What is being asked => Only the pictures are to be left out; set down the rest of the records exactly.

[Entries taken from a collection]

++++++

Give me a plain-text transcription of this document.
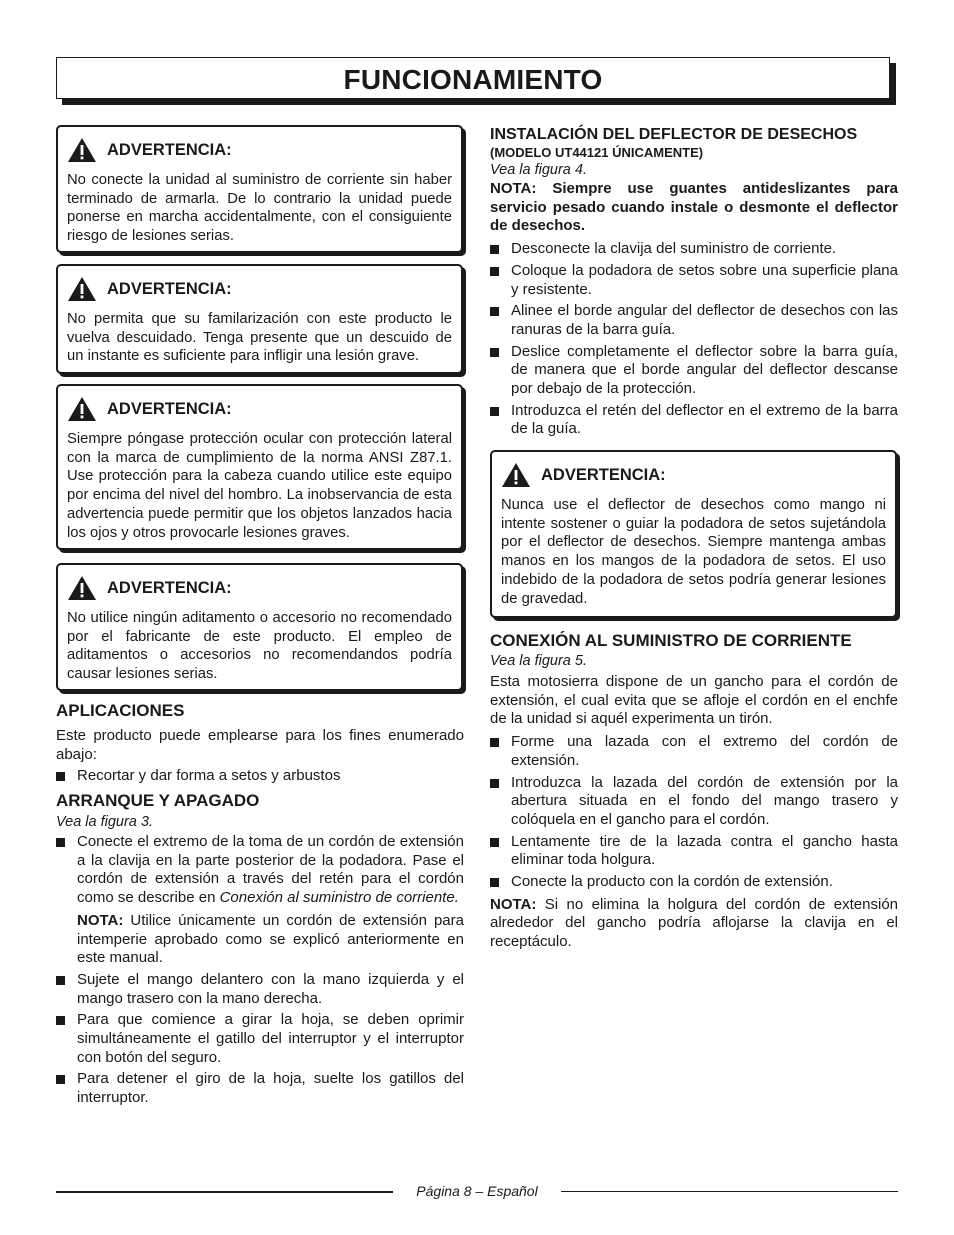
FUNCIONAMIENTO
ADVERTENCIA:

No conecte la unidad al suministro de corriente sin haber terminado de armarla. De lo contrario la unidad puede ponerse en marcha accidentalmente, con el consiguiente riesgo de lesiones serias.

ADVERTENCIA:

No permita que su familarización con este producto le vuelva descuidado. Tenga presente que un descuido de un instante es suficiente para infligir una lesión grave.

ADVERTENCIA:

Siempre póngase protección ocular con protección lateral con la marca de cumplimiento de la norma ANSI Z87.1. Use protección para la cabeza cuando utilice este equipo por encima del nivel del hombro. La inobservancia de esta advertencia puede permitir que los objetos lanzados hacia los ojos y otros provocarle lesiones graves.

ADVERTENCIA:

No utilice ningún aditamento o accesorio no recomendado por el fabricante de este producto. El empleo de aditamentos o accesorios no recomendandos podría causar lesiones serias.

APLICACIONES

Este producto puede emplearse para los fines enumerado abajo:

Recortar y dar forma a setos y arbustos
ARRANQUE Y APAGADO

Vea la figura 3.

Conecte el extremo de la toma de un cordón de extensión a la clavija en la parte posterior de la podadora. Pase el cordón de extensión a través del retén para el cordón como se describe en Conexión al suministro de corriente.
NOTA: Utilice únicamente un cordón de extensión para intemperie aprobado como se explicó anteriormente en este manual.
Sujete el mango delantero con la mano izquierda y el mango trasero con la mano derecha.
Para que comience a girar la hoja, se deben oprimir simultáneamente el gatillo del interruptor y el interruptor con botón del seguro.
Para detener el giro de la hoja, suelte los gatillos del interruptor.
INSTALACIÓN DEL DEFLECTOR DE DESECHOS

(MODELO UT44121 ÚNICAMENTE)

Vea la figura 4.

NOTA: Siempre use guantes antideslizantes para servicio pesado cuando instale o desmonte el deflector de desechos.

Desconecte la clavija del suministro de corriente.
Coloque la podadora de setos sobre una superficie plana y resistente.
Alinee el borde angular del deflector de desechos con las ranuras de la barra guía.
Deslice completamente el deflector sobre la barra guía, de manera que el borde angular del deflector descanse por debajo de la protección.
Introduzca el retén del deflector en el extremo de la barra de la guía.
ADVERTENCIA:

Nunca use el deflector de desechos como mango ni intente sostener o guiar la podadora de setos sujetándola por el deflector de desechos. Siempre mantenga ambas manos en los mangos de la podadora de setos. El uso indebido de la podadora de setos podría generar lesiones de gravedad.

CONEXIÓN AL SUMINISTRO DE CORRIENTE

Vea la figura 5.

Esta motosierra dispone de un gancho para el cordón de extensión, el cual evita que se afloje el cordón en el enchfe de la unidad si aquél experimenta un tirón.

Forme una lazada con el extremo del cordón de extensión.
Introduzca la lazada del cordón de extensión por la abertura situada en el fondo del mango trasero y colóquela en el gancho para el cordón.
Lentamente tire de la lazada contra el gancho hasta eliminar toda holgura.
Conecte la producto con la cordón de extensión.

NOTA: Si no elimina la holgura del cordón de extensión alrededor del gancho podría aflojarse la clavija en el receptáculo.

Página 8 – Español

++++++

Solution to the exercise =>
Give me a plain-text transcription of this document.
FUNCIONAMIENTO
ADVERTENCIA:

No conecte la unidad al suministro de corriente sin haber terminado de armarla. De lo contrario la unidad puede ponerse en marcha accidentalmente, con el consiguiente riesgo de lesiones serias.

ADVERTENCIA:

No permita que su familarización con este producto le vuelva descuidado. Tenga presente que un descuido de un instante es suficiente para infligir una lesión grave.

ADVERTENCIA:

Siempre póngase protección ocular con protección lateral con la marca de cumplimiento de la norma ANSI Z87.1. Use protección para la cabeza cuando utilice este equipo por encima del nivel del hombro. La inobservancia de esta advertencia puede permitir que los objetos lanzados hacia los ojos y otros provocarle lesiones graves.

ADVERTENCIA:

No utilice ningún aditamento o accesorio no recomendado por el fabricante de este producto. El empleo de aditamentos o accesorios no recomendandos podría causar lesiones serias.

APLICACIONES

Este producto puede emplearse para los fines enumerado abajo:

Recortar y dar forma a setos y arbustos
ARRANQUE Y APAGADO

Vea la figura 3.

Conecte el extremo de la toma de un cordón de extensión a la clavija en la parte posterior de la podadora. Pase el cordón de extensión a través del retén para el cordón como se describe en Conexión al suministro de corriente.
NOTA: Utilice únicamente un cordón de extensión para intemperie aprobado como se explicó anteriormente en este manual.
Sujete el mango delantero con la mano izquierda y el mango trasero con la mano derecha.
Para que comience a girar la hoja, se deben oprimir simultáneamente el gatillo del interruptor y el interruptor con botón del seguro.
Para detener el giro de la hoja, suelte los gatillos del interruptor.
INSTALACIÓN DEL DEFLECTOR DE DESECHOS

(MODELO UT44121 ÚNICAMENTE)

Vea la figura 4.

NOTA: Siempre use guantes antideslizantes para servicio pesado cuando instale o desmonte el deflector de desechos.

Desconecte la clavija del suministro de corriente.
Coloque la podadora de setos sobre una superficie plana y resistente.
Alinee el borde angular del deflector de desechos con las ranuras de la barra guía.
Deslice completamente el deflector sobre la barra guía, de manera que el borde angular del deflector descanse por debajo de la protección.
Introduzca el retén del deflector en el extremo de la barra de la guía.
ADVERTENCIA:

Nunca use el deflector de desechos como mango ni intente sostener o guiar la podadora de setos sujetándola por el deflector de desechos. Siempre mantenga ambas manos en los mangos de la podadora de setos. El uso indebido de la podadora de setos podría generar lesiones de gravedad.

CONEXIÓN AL SUMINISTRO DE CORRIENTE

Vea la figura 5.

Esta motosierra dispone de un gancho para el cordón de extensión, el cual evita que se afloje el cordón en el enchfe de la unidad si aquél experimenta un tirón.

Forme una lazada con el extremo del cordón de extensión.
Introduzca la lazada del cordón de extensión por la abertura situada en el fondo del mango trasero y colóquela en el gancho para el cordón.
Lentamente tire de la lazada contra el gancho hasta eliminar toda holgura.
Conecte la producto con la cordón de extensión.

NOTA: Si no elimina la holgura del cordón de extensión alrededor del gancho podría aflojarse la clavija en el receptáculo.

Página 8 – Español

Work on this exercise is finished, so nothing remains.